• **AIM**
For each line in the data below that holds "Note", return a copy.

• **INPUT ROWS**
####################

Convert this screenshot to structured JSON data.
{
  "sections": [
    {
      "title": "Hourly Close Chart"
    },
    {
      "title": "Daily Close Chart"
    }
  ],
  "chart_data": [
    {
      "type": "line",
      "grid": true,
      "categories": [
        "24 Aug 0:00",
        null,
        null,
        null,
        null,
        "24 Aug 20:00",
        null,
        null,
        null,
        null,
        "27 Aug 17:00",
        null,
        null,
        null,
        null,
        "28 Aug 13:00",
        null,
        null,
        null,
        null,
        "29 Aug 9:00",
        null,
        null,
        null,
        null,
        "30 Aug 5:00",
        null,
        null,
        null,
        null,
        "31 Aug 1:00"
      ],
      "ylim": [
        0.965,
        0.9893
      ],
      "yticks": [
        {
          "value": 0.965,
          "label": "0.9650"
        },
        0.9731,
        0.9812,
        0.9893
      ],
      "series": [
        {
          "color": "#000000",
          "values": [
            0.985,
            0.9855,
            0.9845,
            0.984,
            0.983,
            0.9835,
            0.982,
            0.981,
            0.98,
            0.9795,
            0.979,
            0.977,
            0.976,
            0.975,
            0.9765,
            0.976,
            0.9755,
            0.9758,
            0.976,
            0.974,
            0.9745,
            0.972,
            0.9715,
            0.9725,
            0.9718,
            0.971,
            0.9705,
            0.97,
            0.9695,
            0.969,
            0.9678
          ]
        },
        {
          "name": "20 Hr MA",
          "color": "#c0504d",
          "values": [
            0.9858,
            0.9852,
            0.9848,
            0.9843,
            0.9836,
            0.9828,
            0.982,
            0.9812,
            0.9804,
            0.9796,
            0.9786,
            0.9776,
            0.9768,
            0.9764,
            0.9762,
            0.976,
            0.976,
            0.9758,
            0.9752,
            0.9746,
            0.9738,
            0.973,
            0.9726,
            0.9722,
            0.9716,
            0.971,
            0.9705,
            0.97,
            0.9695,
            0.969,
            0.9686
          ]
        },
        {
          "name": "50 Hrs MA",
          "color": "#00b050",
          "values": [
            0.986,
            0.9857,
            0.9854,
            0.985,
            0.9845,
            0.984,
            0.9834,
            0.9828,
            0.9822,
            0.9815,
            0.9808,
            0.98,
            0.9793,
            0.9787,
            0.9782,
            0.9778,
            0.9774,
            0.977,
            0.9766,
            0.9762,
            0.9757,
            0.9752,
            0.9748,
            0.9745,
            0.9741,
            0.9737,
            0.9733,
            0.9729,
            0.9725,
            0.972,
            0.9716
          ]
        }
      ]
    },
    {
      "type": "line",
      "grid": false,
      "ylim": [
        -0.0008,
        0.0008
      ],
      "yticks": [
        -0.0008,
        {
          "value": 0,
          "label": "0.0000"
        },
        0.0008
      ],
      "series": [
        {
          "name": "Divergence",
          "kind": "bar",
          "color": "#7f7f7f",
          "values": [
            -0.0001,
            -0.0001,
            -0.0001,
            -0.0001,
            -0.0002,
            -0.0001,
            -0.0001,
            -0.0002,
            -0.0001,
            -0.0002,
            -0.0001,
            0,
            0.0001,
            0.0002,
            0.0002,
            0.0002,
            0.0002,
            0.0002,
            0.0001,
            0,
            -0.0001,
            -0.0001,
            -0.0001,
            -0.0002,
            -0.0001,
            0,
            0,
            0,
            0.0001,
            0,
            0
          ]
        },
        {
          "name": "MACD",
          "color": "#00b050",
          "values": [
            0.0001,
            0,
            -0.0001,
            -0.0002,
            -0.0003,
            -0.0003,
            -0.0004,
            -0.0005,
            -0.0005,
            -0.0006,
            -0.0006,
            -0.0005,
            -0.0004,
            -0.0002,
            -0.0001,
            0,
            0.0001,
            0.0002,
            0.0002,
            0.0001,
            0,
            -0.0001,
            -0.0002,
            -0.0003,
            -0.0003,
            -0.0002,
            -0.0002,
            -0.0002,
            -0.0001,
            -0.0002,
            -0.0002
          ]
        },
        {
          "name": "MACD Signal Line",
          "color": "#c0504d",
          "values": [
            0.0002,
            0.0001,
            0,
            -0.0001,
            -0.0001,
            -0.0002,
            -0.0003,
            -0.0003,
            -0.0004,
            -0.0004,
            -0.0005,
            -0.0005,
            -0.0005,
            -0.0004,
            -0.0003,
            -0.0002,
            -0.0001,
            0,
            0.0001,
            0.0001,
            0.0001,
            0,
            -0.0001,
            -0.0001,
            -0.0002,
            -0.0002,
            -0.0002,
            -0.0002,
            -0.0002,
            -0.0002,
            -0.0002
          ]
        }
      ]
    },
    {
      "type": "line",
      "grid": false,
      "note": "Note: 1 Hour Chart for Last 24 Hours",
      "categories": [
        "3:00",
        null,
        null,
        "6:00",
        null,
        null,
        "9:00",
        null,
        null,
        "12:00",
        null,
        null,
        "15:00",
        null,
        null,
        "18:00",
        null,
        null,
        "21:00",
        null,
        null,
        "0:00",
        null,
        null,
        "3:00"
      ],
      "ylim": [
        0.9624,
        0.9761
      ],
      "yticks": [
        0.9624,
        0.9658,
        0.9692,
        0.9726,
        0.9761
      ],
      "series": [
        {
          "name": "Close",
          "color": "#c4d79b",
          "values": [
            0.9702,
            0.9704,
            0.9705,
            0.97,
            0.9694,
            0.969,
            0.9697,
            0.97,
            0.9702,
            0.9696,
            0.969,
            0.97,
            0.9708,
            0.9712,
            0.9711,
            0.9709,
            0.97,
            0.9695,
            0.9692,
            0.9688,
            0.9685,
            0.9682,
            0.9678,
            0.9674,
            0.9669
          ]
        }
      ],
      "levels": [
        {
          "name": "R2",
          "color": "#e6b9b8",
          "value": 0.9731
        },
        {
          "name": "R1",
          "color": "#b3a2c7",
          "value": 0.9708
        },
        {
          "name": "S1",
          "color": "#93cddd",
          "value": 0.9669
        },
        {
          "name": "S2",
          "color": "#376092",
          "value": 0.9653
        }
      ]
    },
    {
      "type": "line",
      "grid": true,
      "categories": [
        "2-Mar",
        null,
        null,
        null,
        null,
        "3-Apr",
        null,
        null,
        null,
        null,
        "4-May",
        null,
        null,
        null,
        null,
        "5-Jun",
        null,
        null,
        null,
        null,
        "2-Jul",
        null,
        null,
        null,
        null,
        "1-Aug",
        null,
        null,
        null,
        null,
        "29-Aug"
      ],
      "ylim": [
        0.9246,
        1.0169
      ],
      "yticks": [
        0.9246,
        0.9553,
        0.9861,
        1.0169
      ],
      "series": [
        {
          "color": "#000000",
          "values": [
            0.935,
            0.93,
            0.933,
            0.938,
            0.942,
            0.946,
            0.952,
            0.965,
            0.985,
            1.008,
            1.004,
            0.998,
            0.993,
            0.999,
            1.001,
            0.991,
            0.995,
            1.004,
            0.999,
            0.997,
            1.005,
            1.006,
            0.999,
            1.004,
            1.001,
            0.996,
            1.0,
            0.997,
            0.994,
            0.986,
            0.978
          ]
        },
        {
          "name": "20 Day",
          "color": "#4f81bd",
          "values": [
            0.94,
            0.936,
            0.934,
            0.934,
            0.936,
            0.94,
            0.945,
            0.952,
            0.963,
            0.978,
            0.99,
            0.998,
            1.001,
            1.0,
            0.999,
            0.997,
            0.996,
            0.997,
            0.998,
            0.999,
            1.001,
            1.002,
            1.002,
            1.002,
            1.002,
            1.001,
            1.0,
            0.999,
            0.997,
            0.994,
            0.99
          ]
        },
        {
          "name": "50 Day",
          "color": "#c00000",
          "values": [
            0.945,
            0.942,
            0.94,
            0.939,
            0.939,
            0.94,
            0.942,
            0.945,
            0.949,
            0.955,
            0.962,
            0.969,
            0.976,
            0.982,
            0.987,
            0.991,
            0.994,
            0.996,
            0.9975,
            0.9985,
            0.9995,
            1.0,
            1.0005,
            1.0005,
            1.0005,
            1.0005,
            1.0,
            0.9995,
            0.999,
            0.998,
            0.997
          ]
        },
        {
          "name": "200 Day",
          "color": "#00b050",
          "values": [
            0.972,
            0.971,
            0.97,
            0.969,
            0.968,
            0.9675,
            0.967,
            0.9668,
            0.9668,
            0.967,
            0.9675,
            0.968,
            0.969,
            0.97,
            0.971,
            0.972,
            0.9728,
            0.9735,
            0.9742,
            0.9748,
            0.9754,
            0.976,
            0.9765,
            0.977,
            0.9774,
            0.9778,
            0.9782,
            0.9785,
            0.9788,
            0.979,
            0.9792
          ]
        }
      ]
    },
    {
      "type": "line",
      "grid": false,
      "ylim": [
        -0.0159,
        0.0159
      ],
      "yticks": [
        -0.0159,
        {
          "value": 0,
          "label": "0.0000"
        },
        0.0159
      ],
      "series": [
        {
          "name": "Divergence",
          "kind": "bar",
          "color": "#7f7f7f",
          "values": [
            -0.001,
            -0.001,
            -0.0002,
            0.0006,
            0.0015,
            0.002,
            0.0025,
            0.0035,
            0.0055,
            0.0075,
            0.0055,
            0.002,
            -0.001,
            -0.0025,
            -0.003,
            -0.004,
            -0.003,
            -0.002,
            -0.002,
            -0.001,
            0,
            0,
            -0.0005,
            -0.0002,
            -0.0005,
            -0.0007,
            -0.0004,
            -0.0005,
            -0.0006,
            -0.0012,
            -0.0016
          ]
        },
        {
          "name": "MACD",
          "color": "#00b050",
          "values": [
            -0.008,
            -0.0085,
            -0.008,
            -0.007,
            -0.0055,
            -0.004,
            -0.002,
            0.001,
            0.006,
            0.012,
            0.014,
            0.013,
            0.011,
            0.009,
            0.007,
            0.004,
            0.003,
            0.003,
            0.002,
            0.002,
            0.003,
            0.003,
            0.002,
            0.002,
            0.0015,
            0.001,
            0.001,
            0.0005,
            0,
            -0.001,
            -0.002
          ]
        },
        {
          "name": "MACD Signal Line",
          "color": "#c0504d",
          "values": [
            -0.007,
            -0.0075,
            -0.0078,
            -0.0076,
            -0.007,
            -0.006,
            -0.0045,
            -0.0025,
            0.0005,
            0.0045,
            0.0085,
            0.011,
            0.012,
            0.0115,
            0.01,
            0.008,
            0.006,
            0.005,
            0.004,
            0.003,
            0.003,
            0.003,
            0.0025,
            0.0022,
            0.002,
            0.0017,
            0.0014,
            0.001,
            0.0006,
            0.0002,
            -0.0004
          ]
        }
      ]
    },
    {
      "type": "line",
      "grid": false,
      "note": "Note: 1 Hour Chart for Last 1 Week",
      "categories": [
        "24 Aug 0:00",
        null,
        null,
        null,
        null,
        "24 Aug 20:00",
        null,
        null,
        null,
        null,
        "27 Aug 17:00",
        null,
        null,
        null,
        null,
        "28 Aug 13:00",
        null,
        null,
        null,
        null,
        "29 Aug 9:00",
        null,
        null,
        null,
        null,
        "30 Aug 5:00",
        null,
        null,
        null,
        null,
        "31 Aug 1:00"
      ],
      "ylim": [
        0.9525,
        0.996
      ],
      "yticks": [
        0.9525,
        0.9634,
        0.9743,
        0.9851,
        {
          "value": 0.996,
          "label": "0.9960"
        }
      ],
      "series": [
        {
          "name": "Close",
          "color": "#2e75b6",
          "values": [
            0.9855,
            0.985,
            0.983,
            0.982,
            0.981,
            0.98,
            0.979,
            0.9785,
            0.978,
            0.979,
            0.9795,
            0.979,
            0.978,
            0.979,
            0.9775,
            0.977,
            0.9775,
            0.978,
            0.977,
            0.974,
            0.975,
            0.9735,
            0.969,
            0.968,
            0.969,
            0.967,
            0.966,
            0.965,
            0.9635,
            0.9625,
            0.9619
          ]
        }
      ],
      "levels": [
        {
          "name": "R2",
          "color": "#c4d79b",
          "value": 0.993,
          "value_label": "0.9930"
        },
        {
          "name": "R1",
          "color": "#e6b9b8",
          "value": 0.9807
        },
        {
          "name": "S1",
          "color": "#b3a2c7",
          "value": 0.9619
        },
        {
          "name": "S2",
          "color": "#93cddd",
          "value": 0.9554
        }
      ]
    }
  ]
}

####################

• **ANSWER TO THIS PROBLEM**
      "note": "Note: 1 Hour Chart for Last 24 Hours",
      "note": "Note: 1 Hour Chart for Last 1 Week",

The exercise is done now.